● Directive: Extract the full listing below without altering a single character.

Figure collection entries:
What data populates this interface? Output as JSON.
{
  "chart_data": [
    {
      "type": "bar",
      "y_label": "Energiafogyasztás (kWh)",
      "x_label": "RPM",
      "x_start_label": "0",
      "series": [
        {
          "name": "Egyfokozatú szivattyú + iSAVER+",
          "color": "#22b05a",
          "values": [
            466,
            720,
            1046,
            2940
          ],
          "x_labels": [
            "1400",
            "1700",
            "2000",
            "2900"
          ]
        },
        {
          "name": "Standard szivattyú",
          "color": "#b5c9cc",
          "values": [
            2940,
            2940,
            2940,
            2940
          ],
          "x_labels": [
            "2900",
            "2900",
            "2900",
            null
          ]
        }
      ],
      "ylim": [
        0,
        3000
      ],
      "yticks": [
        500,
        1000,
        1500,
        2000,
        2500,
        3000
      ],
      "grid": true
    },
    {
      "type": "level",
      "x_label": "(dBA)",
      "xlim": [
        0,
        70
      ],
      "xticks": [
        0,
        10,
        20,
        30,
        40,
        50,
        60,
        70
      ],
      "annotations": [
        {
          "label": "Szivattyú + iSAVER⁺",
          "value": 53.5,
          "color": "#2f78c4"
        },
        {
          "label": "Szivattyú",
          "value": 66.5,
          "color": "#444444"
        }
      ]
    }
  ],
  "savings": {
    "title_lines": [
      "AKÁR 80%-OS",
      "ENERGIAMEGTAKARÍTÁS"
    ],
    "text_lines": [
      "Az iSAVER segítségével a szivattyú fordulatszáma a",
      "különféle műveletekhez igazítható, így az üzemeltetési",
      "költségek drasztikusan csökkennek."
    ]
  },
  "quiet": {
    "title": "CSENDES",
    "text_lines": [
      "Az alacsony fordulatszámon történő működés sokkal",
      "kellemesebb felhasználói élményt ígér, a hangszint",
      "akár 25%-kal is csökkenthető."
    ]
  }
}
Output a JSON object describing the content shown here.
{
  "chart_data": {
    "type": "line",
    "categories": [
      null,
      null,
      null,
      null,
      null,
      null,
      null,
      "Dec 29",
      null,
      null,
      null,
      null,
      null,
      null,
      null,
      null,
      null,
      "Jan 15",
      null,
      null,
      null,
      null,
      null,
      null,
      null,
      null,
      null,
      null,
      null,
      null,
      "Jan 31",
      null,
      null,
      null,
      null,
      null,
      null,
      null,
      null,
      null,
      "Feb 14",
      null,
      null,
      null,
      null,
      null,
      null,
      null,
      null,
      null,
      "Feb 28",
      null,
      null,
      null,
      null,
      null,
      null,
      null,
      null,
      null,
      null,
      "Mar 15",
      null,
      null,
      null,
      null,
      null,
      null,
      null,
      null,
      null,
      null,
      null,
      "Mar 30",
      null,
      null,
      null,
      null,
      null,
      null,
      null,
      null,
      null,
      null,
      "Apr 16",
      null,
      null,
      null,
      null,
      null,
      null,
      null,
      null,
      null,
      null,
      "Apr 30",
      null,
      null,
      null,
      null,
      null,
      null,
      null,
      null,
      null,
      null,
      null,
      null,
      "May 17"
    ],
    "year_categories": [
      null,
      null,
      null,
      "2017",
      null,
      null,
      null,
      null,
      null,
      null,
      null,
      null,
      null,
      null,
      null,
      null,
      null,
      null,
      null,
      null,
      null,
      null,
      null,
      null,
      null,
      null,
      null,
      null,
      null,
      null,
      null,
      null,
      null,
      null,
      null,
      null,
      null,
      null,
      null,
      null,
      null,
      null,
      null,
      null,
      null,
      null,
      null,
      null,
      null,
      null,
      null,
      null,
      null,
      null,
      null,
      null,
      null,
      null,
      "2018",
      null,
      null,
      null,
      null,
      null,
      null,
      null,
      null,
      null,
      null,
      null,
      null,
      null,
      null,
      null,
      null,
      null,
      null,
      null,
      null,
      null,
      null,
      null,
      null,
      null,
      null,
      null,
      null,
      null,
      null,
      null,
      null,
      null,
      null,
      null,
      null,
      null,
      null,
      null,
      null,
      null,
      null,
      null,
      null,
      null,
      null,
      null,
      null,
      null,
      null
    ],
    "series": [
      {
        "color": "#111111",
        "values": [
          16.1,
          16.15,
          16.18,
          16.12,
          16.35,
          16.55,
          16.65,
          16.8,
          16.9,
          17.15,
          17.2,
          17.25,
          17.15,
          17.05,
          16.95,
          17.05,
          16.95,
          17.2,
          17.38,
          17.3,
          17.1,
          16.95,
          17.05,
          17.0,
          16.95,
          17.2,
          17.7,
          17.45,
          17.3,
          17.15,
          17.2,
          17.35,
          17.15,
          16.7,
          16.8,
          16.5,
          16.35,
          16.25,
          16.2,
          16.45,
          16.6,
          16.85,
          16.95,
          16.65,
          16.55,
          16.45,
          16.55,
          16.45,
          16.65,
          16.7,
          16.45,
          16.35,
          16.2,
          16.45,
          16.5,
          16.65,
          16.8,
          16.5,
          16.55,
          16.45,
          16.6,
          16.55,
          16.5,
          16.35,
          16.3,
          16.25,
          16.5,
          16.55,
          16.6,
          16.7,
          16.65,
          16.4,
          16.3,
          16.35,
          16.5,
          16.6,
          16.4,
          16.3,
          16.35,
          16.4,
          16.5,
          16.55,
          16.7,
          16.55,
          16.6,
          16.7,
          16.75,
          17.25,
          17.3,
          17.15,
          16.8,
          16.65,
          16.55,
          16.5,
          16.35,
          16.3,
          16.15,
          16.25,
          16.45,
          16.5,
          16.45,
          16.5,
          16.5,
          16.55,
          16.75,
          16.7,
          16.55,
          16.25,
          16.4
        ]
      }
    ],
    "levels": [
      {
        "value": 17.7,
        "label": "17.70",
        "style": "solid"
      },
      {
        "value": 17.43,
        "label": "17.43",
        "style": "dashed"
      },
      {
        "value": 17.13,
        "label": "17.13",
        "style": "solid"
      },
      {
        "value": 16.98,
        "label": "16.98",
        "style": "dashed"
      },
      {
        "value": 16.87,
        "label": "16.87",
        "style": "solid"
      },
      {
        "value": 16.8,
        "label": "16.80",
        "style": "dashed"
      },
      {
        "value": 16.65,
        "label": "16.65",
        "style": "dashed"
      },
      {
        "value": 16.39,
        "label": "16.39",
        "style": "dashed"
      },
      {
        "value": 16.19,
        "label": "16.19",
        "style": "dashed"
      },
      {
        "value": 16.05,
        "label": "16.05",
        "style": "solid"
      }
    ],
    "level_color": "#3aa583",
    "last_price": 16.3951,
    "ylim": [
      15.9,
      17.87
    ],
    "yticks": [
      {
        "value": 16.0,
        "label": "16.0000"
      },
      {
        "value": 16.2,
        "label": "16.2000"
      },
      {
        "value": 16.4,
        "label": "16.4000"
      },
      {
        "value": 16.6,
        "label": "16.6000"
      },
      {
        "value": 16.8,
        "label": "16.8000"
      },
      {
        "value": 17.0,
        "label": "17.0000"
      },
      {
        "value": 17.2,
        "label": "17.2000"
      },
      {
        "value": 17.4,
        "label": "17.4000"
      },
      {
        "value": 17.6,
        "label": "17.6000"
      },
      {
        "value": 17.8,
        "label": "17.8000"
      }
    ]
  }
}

● Solution for this task:
What data populates this interface? Output as JSON.
{
  "chart_data": [
    {
      "type": "bar",
      "y_label": "Energiafogyasztás (kWh)",
      "x_label": "RPM",
      "x_start_label": "0",
      "series": [
        {
          "name": "Egyfokozatú szivattyú + iSAVER+",
          "color": "#22b05a",
          "values": [
            466,
            720,
            1046,
            2940
          ],
          "x_labels": [
            "1400",
            "1700",
            "2000",
            "2900"
          ]
        },
        {
          "name": "Standard szivattyú",
          "color": "#b5c9cc",
          "values": [
            2940,
            2940,
            2940,
            2940
          ],
          "x_labels": [
            "2900",
            "2900",
            "2900",
            null
          ]
        }
      ],
      "ylim": [
        0,
        3000
      ],
      "yticks": [
        500,
        1000,
        1500,
        2000,
        2500,
        3000
      ],
      "grid": true
    },
    {
      "type": "level",
      "x_label": "(dBA)",
      "xlim": [
        0,
        70
      ],
      "xticks": [
        0,
        10,
        20,
        30,
        40,
        50,
        60,
        70
      ],
      "annotations": [
        {
          "label": "Szivattyú + iSAVER⁺",
          "value": 53.5,
          "color": "#2f78c4"
        },
        {
          "label": "Szivattyú",
          "value": 66.5,
          "color": "#444444"
        }
      ]
    }
  ],
  "savings": {
    "title_lines": [
      "AKÁR 80%-OS",
      "ENERGIAMEGTAKARÍTÁS"
    ],
    "text_lines": [
      "Az iSAVER segítségével a szivattyú fordulatszáma a",
      "különféle műveletekhez igazítható, így az üzemeltetési",
      "költségek drasztikusan csökkennek."
    ]
  },
  "quiet": {
    "title": "CSENDES",
    "text_lines": [
      "Az alacsony fordulatszámon történő működés sokkal",
      "kellemesebb felhasználói élményt ígér, a hangszint",
      "akár 25%-kal is csökkenthető."
    ]
  }
}
Output a JSON object describing the content shown here.
{
  "chart_data": {
    "type": "line",
    "categories": [
      null,
      null,
      null,
      null,
      null,
      null,
      null,
      "Dec 29",
      null,
      null,
      null,
      null,
      null,
      null,
      null,
      null,
      null,
      "Jan 15",
      null,
      null,
      null,
      null,
      null,
      null,
      null,
      null,
      null,
      null,
      null,
      null,
      "Jan 31",
      null,
      null,
      null,
      null,
      null,
      null,
      null,
      null,
      null,
      "Feb 14",
      null,
      null,
      null,
      null,
      null,
      null,
      null,
      null,
      null,
      "Feb 28",
      null,
      null,
      null,
      null,
      null,
      null,
      null,
      null,
      null,
      null,
      "Mar 15",
      null,
      null,
      null,
      null,
      null,
      null,
      null,
      null,
      null,
      null,
      null,
      "Mar 30",
      null,
      null,
      null,
      null,
      null,
      null,
      null,
      null,
      null,
      null,
      "Apr 16",
      null,
      null,
      null,
      null,
      null,
      null,
      null,
      null,
      null,
      null,
      "Apr 30",
      null,
      null,
      null,
      null,
      null,
      null,
      null,
      null,
      null,
      null,
      null,
      null,
      "May 17"
    ],
    "year_categories": [
      null,
      null,
      null,
      "2017",
      null,
      null,
      null,
      null,
      null,
      null,
      null,
      null,
      null,
      null,
      null,
      null,
      null,
      null,
      null,
      null,
      null,
      null,
      null,
      null,
      null,
      null,
      null,
      null,
      null,
      null,
      null,
      null,
      null,
      null,
      null,
      null,
      null,
      null,
      null,
      null,
      null,
      null,
      null,
      null,
      null,
      null,
      null,
      null,
      null,
      null,
      null,
      null,
      null,
      null,
      null,
      null,
      null,
      null,
      "2018",
      null,
      null,
      null,
      null,
      null,
      null,
      null,
      null,
      null,
      null,
      null,
      null,
      null,
      null,
      null,
      null,
      null,
      null,
      null,
      null,
      null,
      null,
      null,
      null,
      null,
      null,
      null,
      null,
      null,
      null,
      null,
      null,
      null,
      null,
      null,
      null,
      null,
      null,
      null,
      null,
      null,
      null,
      null,
      null,
      null,
      null,
      null,
      null,
      null,
      null
    ],
    "series": [
      {
        "color": "#111111",
        "values": [
          16.1,
          16.15,
          16.18,
          16.12,
          16.35,
          16.55,
          16.65,
          16.8,
          16.9,
          17.15,
          17.2,
          17.25,
          17.15,
          17.05,
          16.95,
          17.05,
          16.95,
          17.2,
          17.38,
          17.3,
          17.1,
          16.95,
          17.05,
          17.0,
          16.95,
          17.2,
          17.7,
          17.45,
          17.3,
          17.15,
          17.2,
          17.35,
          17.15,
          16.7,
          16.8,
          16.5,
          16.35,
          16.25,
          16.2,
          16.45,
          16.6,
          16.85,
          16.95,
          16.65,
          16.55,
          16.45,
          16.55,
          16.45,
          16.65,
          16.7,
          16.45,
          16.35,
          16.2,
          16.45,
          16.5,
          16.65,
          16.8,
          16.5,
          16.55,
          16.45,
          16.6,
          16.55,
          16.5,
          16.35,
          16.3,
          16.25,
          16.5,
          16.55,
          16.6,
          16.7,
          16.65,
          16.4,
          16.3,
          16.35,
          16.5,
          16.6,
          16.4,
          16.3,
          16.35,
          16.4,
          16.5,
          16.55,
          16.7,
          16.55,
          16.6,
          16.7,
          16.75,
          17.25,
          17.3,
          17.15,
          16.8,
          16.65,
          16.55,
          16.5,
          16.35,
          16.3,
          16.15,
          16.25,
          16.45,
          16.5,
          16.45,
          16.5,
          16.5,
          16.55,
          16.75,
          16.7,
          16.55,
          16.25,
          16.4
        ]
      }
    ],
    "levels": [
      {
        "value": 17.7,
        "label": "17.70",
        "style": "solid"
      },
      {
        "value": 17.43,
        "label": "17.43",
        "style": "dashed"
      },
      {
        "value": 17.13,
        "label": "17.13",
        "style": "solid"
      },
      {
        "value": 16.98,
        "label": "16.98",
        "style": "dashed"
      },
      {
        "value": 16.87,
        "label": "16.87",
        "style": "solid"
      },
      {
        "value": 16.8,
        "label": "16.80",
        "style": "dashed"
      },
      {
        "value": 16.65,
        "label": "16.65",
        "style": "dashed"
      },
      {
        "value": 16.39,
        "label": "16.39",
        "style": "dashed"
      },
      {
        "value": 16.19,
        "label": "16.19",
        "style": "dashed"
      },
      {
        "value": 16.05,
        "label": "16.05",
        "style": "solid"
      }
    ],
    "level_color": "#3aa583",
    "last_price": 16.3951,
    "ylim": [
      15.9,
      17.87
    ],
    "yticks": [
      {
        "value": 16.0,
        "label": "16.0000"
      },
      {
        "value": 16.2,
        "label": "16.2000"
      },
      {
        "value": 16.4,
        "label": "16.4000"
      },
      {
        "value": 16.6,
        "label": "16.6000"
      },
      {
        "value": 16.8,
        "label": "16.8000"
      },
      {
        "value": 17.0,
        "label": "17.0000"
      },
      {
        "value": 17.2,
        "label": "17.2000"
      },
      {
        "value": 17.4,
        "label": "17.4000"
      },
      {
        "value": 17.6,
        "label": "17.6000"
      },
      {
        "value": 17.8,
        "label": "17.8000"
      }
    ]
  }
}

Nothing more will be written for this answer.